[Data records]

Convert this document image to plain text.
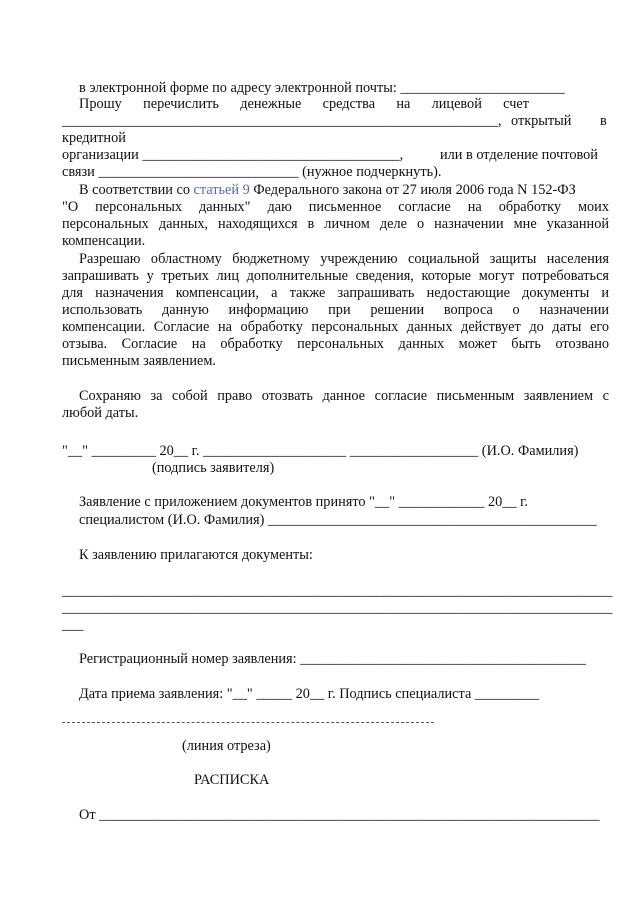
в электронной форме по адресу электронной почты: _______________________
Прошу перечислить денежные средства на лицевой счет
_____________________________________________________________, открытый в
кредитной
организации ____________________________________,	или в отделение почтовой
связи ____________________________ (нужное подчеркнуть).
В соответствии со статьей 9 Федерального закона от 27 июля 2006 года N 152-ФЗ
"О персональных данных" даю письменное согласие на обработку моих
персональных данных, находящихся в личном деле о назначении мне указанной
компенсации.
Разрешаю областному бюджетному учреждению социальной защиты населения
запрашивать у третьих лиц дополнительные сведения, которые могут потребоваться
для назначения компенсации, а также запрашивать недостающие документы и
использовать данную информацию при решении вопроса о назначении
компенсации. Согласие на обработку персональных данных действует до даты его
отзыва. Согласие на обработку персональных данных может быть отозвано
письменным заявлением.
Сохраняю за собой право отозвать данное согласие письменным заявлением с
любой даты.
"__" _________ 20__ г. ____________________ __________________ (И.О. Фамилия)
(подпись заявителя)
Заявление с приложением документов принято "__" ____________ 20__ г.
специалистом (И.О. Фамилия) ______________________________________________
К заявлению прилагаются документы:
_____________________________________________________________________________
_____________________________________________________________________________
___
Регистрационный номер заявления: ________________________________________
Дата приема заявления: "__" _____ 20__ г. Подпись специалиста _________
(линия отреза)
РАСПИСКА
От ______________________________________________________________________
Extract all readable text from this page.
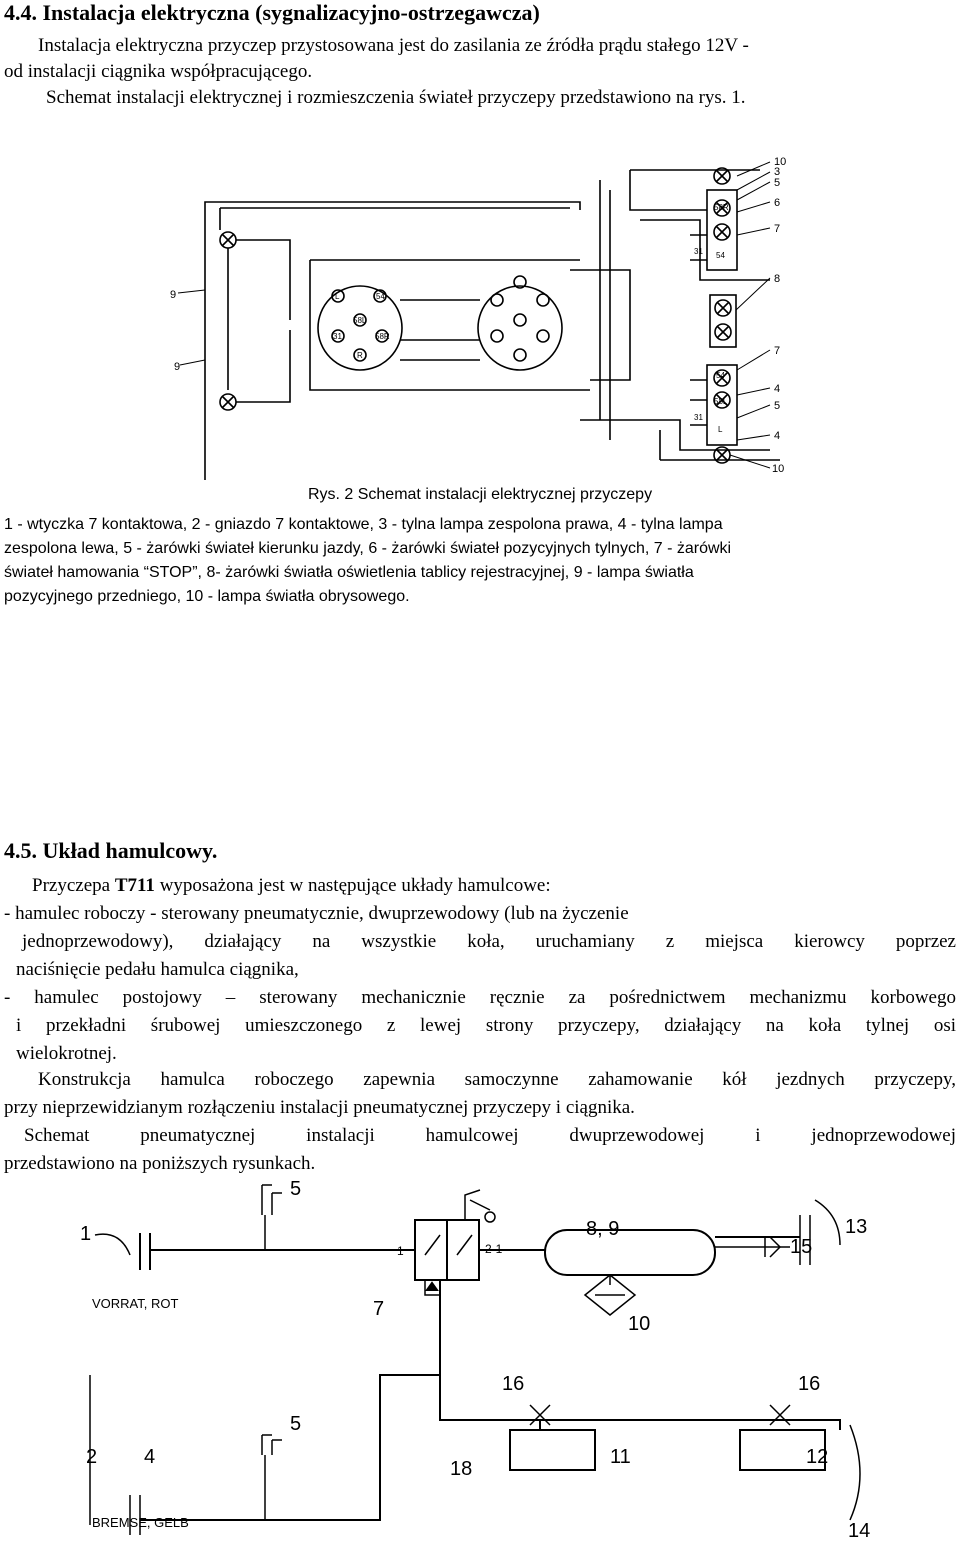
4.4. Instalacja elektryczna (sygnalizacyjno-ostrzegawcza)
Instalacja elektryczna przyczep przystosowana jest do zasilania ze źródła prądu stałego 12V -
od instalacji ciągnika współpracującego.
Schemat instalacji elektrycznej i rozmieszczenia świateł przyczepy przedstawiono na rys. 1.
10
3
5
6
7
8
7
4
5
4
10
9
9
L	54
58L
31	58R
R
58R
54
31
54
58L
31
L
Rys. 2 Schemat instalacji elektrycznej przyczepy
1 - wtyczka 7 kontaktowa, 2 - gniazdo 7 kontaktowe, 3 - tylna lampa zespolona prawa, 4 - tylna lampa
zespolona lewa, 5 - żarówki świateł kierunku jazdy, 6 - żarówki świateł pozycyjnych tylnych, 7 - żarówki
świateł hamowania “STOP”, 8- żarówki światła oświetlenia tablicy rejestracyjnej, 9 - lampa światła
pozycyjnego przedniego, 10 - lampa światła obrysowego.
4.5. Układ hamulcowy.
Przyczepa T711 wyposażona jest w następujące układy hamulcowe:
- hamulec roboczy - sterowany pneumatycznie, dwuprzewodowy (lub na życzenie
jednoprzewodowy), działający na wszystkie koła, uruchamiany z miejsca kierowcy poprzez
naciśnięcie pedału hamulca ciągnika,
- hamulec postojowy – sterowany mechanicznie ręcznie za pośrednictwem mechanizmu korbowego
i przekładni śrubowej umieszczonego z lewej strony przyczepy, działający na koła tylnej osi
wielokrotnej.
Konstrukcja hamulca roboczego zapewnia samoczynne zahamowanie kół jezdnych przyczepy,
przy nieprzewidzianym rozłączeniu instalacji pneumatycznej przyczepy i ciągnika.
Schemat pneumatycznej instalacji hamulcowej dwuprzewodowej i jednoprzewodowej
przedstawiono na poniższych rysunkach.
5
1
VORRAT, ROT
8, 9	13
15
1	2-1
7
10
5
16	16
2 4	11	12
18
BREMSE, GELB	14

...

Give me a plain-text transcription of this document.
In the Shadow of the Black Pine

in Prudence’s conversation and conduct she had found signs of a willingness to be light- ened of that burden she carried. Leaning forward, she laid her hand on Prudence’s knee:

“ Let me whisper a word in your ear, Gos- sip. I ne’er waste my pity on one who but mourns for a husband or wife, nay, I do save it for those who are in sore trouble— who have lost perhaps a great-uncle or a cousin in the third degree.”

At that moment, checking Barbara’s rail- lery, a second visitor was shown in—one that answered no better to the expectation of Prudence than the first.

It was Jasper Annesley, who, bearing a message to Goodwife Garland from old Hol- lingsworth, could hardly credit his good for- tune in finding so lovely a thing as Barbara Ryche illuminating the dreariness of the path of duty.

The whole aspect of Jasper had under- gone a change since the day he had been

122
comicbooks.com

--

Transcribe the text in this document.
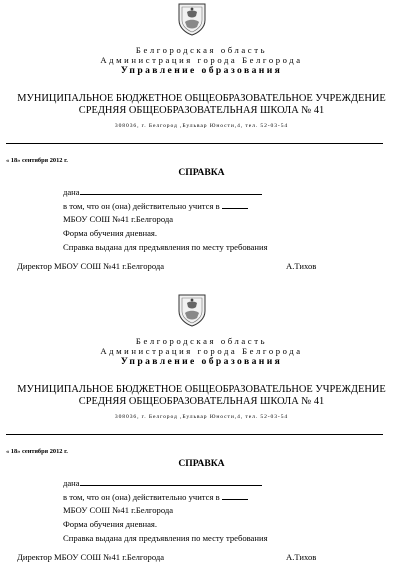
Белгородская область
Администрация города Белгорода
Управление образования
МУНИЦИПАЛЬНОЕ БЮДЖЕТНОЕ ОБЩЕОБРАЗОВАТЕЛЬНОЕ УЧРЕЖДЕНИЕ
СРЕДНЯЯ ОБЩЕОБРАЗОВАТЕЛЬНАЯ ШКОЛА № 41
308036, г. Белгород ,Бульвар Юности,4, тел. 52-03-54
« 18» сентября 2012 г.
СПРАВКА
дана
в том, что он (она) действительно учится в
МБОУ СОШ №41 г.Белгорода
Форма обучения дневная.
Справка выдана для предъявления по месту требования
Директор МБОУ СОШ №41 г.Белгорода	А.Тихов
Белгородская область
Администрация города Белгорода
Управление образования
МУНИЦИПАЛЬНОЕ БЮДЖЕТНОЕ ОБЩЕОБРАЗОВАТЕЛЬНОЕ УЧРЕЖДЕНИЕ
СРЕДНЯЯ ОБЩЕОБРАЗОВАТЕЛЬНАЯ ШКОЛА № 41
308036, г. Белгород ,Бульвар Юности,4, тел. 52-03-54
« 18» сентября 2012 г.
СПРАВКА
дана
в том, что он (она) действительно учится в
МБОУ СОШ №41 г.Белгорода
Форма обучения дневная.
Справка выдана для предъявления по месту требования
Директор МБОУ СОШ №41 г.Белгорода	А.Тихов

_What to produce_
Copy whichever lines in the listing above contain the word "запрашивать".

_Completed exercise_
запрашивать у третьих лиц дополнительные сведения, которые могут потребоваться
для назначения компенсации, а также запрашивать недостающие документы и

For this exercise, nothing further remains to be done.